_EXERCISE DIRECTIONS_: Produce an exact copy of the lines from the line containing "Output a JSON" through the last line of the listing below, both ends included, and nothing else.

_DATASET EXCERPTS_:
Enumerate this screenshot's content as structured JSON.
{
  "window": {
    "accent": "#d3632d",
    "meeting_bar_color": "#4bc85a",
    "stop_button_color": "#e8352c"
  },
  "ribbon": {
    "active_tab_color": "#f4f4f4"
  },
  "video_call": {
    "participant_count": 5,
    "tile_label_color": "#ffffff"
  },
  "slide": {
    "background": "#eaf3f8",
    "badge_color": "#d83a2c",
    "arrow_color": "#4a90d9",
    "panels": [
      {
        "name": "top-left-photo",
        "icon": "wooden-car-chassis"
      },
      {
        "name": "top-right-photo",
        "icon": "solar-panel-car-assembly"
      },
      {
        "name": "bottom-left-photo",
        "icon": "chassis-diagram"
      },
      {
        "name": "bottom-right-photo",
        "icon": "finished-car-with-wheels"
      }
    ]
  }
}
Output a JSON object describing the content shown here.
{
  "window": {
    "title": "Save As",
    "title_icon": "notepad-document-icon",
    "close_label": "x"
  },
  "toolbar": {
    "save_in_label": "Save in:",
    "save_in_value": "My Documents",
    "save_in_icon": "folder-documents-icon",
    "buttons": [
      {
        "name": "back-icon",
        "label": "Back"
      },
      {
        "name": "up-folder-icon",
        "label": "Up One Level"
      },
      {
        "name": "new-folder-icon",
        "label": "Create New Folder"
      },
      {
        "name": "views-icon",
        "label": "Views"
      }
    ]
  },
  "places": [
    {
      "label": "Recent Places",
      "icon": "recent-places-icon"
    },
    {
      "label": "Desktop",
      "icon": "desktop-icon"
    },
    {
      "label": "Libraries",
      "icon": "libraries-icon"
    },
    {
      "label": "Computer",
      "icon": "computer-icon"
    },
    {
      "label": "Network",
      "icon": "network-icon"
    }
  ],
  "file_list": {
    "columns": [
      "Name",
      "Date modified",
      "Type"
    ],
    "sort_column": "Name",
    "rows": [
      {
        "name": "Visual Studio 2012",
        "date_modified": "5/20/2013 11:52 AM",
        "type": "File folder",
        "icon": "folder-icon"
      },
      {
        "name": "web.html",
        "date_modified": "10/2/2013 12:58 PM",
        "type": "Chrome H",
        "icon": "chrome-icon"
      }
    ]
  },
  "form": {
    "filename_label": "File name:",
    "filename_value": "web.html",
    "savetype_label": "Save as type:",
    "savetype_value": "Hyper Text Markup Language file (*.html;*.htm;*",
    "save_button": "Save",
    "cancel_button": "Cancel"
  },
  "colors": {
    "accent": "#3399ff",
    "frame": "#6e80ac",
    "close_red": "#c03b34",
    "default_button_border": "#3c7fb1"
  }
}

_FULL ANSWER_:
Output a JSON object describing the content shown here.
{
  "window": {
    "title": "Save As",
    "title_icon": "notepad-document-icon",
    "close_label": "x"
  },
  "toolbar": {
    "save_in_label": "Save in:",
    "save_in_value": "My Documents",
    "save_in_icon": "folder-documents-icon",
    "buttons": [
      {
        "name": "back-icon",
        "label": "Back"
      },
      {
        "name": "up-folder-icon",
        "label": "Up One Level"
      },
      {
        "name": "new-folder-icon",
        "label": "Create New Folder"
      },
      {
        "name": "views-icon",
        "label": "Views"
      }
    ]
  },
  "places": [
    {
      "label": "Recent Places",
      "icon": "recent-places-icon"
    },
    {
      "label": "Desktop",
      "icon": "desktop-icon"
    },
    {
      "label": "Libraries",
      "icon": "libraries-icon"
    },
    {
      "label": "Computer",
      "icon": "computer-icon"
    },
    {
      "label": "Network",
      "icon": "network-icon"
    }
  ],
  "file_list": {
    "columns": [
      "Name",
      "Date modified",
      "Type"
    ],
    "sort_column": "Name",
    "rows": [
      {
        "name": "Visual Studio 2012",
        "date_modified": "5/20/2013 11:52 AM",
        "type": "File folder",
        "icon": "folder-icon"
      },
      {
        "name": "web.html",
        "date_modified": "10/2/2013 12:58 PM",
        "type": "Chrome H",
        "icon": "chrome-icon"
      }
    ]
  },
  "form": {
    "filename_label": "File name:",
    "filename_value": "web.html",
    "savetype_label": "Save as type:",
    "savetype_value": "Hyper Text Markup Language file (*.html;*.htm;*",
    "save_button": "Save",
    "cancel_button": "Cancel"
  },
  "colors": {
    "accent": "#3399ff",
    "frame": "#6e80ac",
    "close_red": "#c03b34",
    "default_button_border": "#3c7fb1"
  }
}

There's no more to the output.